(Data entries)
────────────────────
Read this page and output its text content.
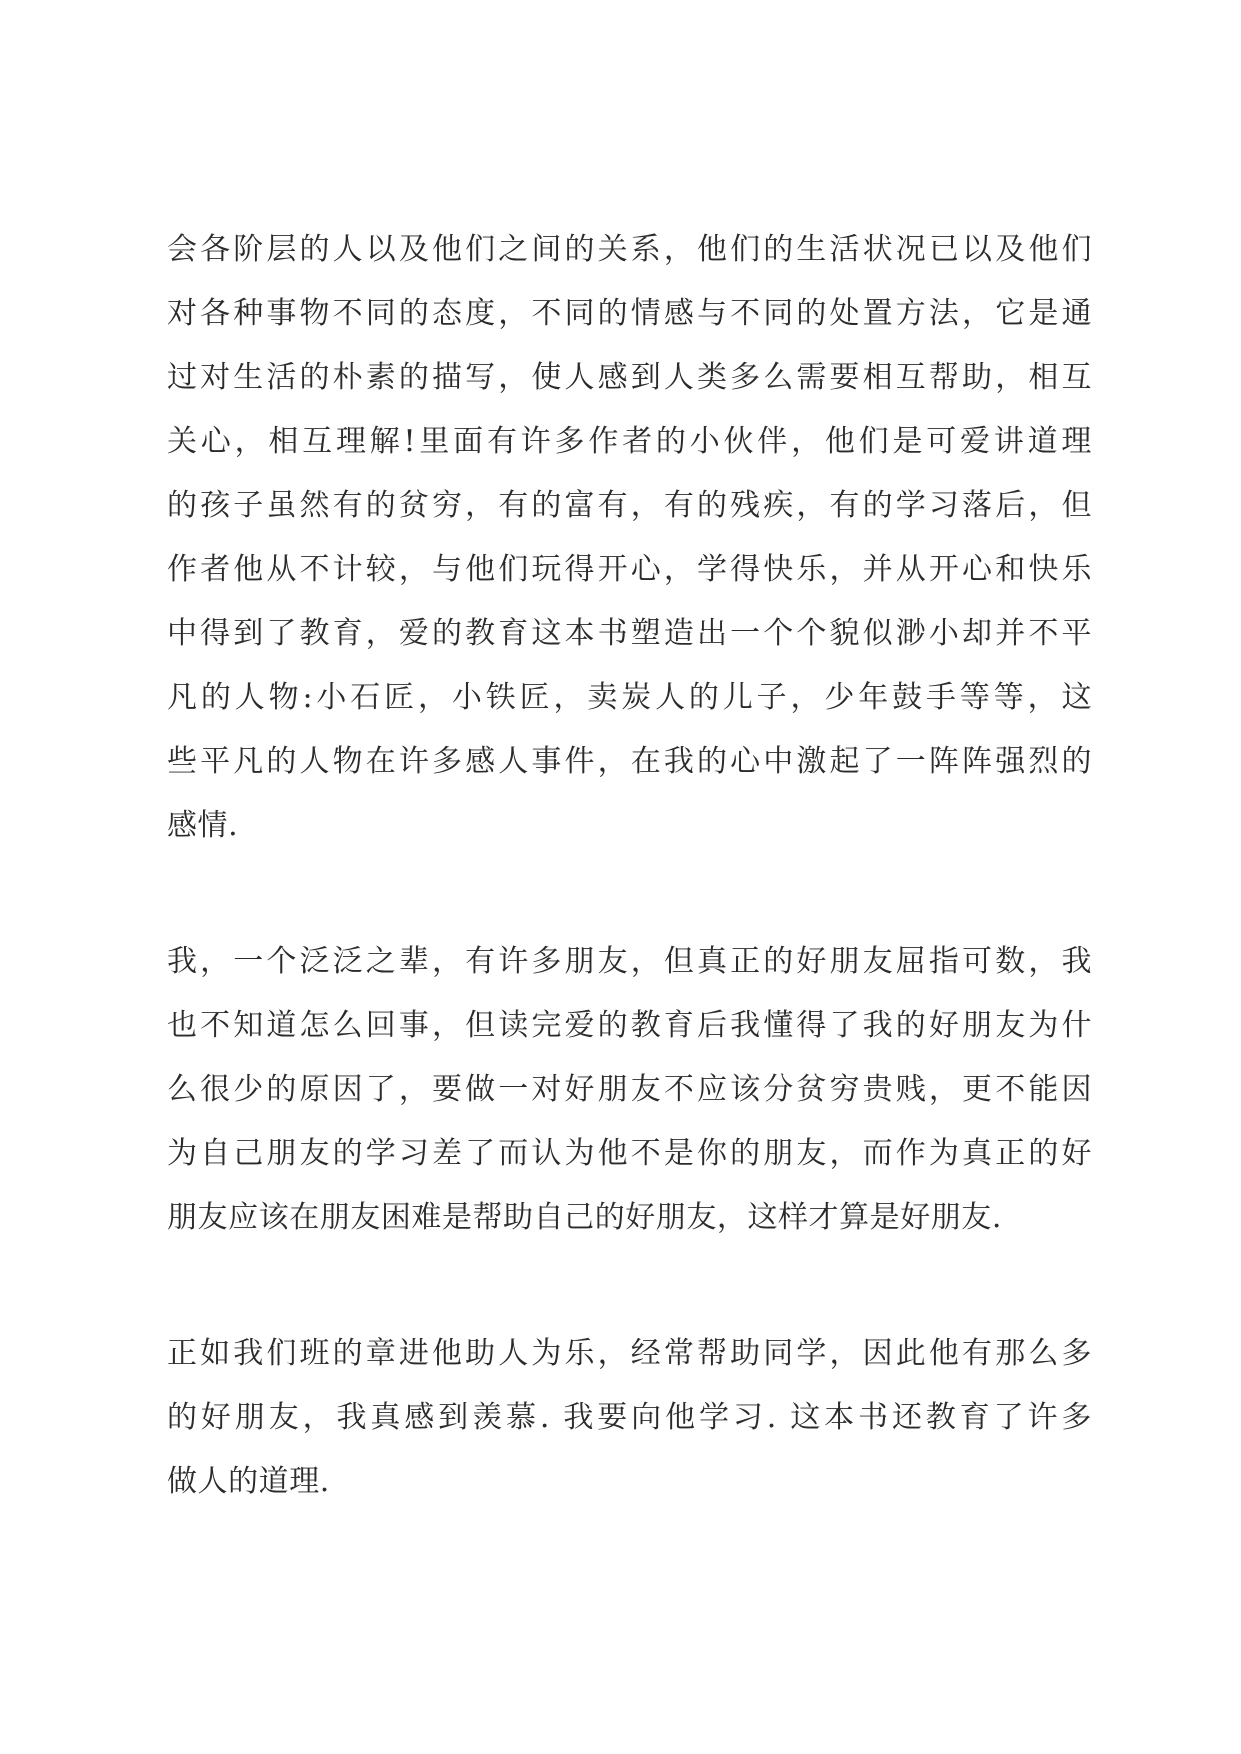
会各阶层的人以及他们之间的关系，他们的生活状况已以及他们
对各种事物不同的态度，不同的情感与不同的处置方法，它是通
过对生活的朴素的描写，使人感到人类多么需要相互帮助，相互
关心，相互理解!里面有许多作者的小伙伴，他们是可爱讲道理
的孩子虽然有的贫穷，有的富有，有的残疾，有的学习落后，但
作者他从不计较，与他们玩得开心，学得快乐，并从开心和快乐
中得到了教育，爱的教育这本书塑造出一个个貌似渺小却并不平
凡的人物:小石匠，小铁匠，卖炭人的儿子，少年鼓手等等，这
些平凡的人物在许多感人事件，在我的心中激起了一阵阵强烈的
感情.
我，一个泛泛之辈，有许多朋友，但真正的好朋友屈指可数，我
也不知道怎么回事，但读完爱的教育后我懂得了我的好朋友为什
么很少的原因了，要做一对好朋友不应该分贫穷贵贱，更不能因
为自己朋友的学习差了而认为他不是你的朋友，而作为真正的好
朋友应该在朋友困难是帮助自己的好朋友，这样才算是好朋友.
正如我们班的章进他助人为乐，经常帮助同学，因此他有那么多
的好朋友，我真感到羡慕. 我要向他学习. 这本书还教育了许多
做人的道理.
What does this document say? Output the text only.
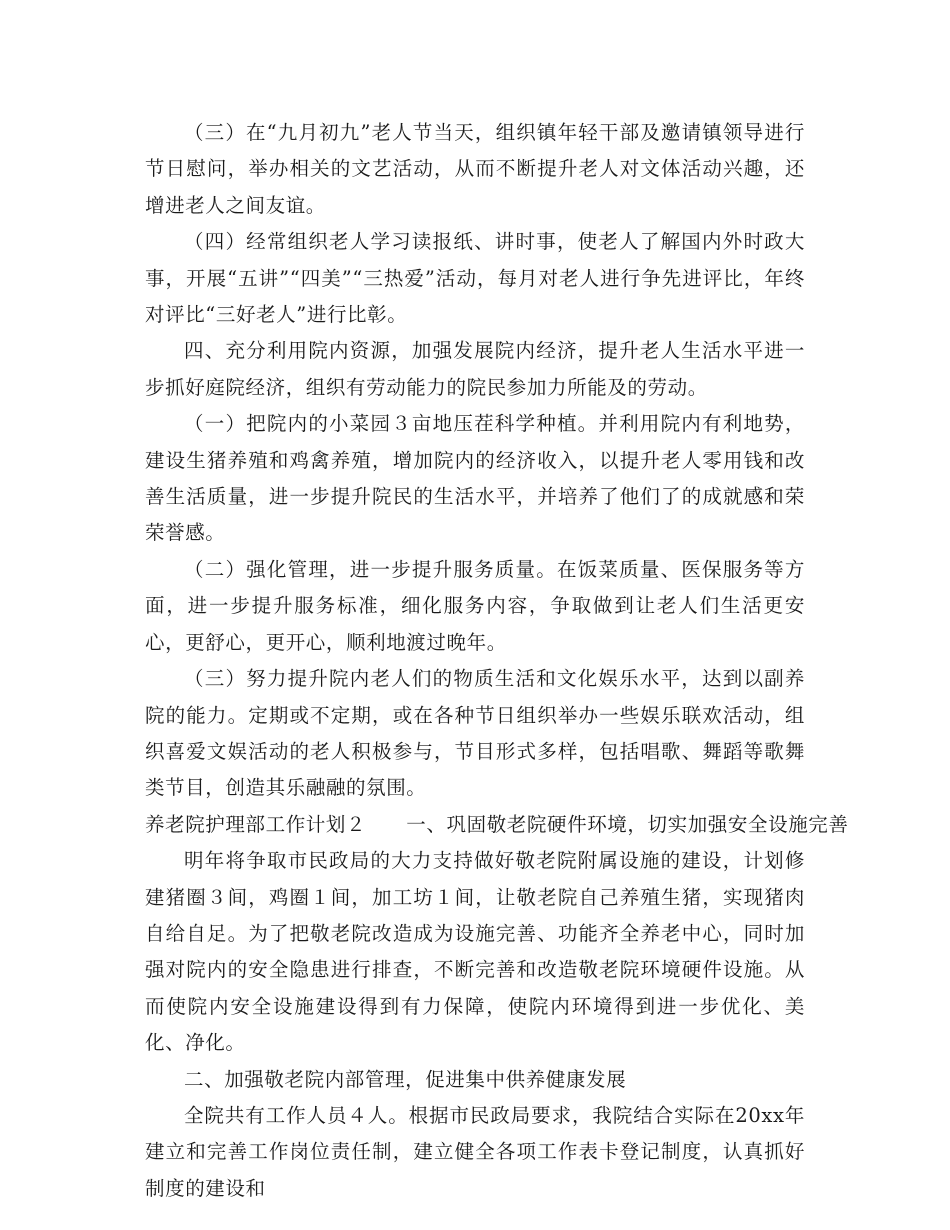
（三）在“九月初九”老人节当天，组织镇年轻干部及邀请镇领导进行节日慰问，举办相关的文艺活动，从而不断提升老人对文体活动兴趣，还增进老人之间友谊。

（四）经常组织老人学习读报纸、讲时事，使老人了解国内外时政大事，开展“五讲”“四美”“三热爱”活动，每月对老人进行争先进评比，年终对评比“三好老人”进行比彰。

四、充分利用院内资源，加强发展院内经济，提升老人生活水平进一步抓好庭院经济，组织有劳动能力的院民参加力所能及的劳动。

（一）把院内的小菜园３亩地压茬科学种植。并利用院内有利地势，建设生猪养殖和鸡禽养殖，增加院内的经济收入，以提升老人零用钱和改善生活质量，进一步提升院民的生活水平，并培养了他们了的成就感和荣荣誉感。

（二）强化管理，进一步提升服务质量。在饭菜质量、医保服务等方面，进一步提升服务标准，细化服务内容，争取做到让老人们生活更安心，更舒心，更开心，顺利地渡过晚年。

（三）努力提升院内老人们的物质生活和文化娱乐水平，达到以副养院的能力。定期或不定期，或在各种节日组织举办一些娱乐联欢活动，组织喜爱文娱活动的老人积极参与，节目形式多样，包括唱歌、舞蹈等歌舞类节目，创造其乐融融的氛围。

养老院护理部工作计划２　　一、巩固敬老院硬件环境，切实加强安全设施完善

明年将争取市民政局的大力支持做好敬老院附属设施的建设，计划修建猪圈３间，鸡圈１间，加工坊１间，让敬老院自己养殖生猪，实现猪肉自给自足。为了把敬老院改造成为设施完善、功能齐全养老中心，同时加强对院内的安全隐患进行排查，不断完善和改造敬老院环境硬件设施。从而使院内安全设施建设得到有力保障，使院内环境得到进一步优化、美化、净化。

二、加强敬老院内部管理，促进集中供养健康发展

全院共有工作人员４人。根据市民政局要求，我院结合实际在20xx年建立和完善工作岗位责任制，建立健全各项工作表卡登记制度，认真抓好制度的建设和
────────────────────
Task details —
Extract, from the material above, each line holding the word "this".

Output of the task —
Read this page and output its text content.
What does this document say? Output the text only.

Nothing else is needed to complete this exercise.